== Set exercise ==
Where a line below holds the string "title", copy that line.

— BEGIN Task input —

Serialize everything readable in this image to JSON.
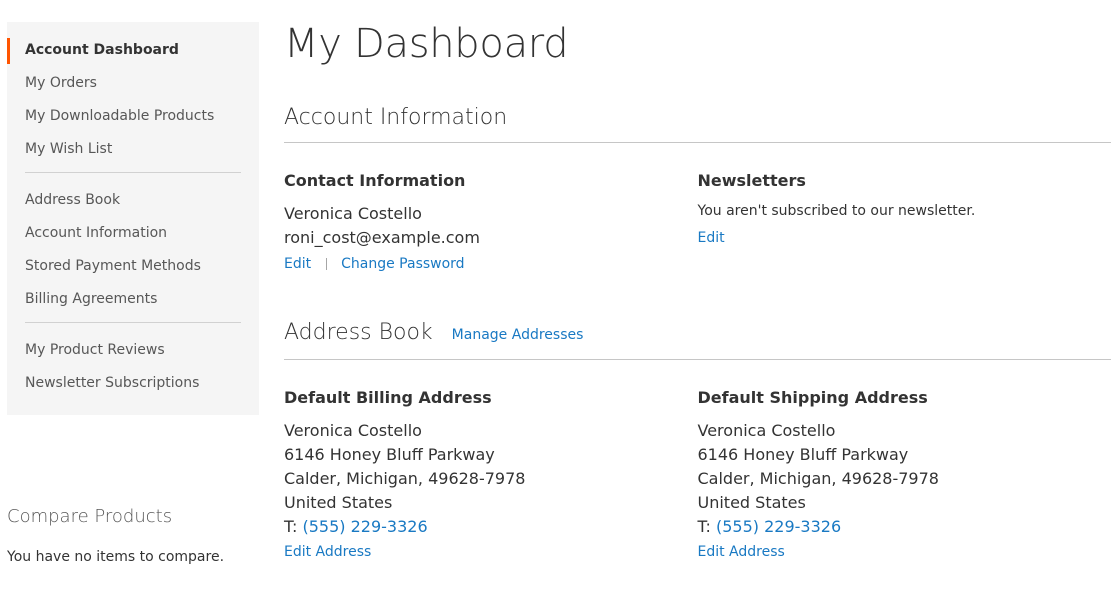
{
  "sidebar": {
    "items": [
      {
        "label": "Account Dashboard"
      },
      {
        "label": "My Orders"
      },
      {
        "label": "My Downloadable Products"
      },
      {
        "label": "My Wish List"
      },
      {
        "label": "Address Book"
      },
      {
        "label": "Account Information"
      },
      {
        "label": "Stored Payment Methods"
      },
      {
        "label": "Billing Agreements"
      },
      {
        "label": "My Product Reviews"
      },
      {
        "label": "Newsletter Subscriptions"
      }
    ],
    "accent_color": "#ff5501"
  },
  "compare": {
    "title": "Compare Products",
    "empty_text": "You have no items to compare."
  },
  "page": {
    "title": "My Dashboard"
  },
  "account_info": {
    "heading": "Account Information",
    "contact": {
      "title": "Contact Information",
      "name": "Veronica Costello",
      "email": "roni_cost@example.com",
      "edit_label": "Edit",
      "change_password_label": "Change Password"
    },
    "newsletters": {
      "title": "Newsletters",
      "status_text": "You aren't subscribed to our newsletter.",
      "edit_label": "Edit"
    }
  },
  "address_book": {
    "heading": "Address Book",
    "manage_label": "Manage Addresses",
    "billing": {
      "title": "Default Billing Address",
      "name": "Veronica Costello",
      "street": "6146 Honey Bluff Parkway",
      "city_line": "Calder, Michigan, 49628-7978",
      "country": "United States",
      "phone_prefix": "T: ",
      "phone": "(555) 229-3326",
      "edit_label": "Edit Address"
    },
    "shipping": {
      "title": "Default Shipping Address",
      "name": "Veronica Costello",
      "street": "6146 Honey Bluff Parkway",
      "city_line": "Calder, Michigan, 49628-7978",
      "country": "United States",
      "phone_prefix": "T: ",
      "phone": "(555) 229-3326",
      "edit_label": "Edit Address"
    }
  },
  "colors": {
    "link": "#1979c3",
    "sidebar_bg": "#f5f5f5"
  }
}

— END Task input —

== Written response ==
    "title": "Compare Products",
    "title": "My Dashboard"
      "title": "Contact Information",
      "title": "Newsletters",
      "title": "Default Billing Address",
      "title": "Default Shipping Address",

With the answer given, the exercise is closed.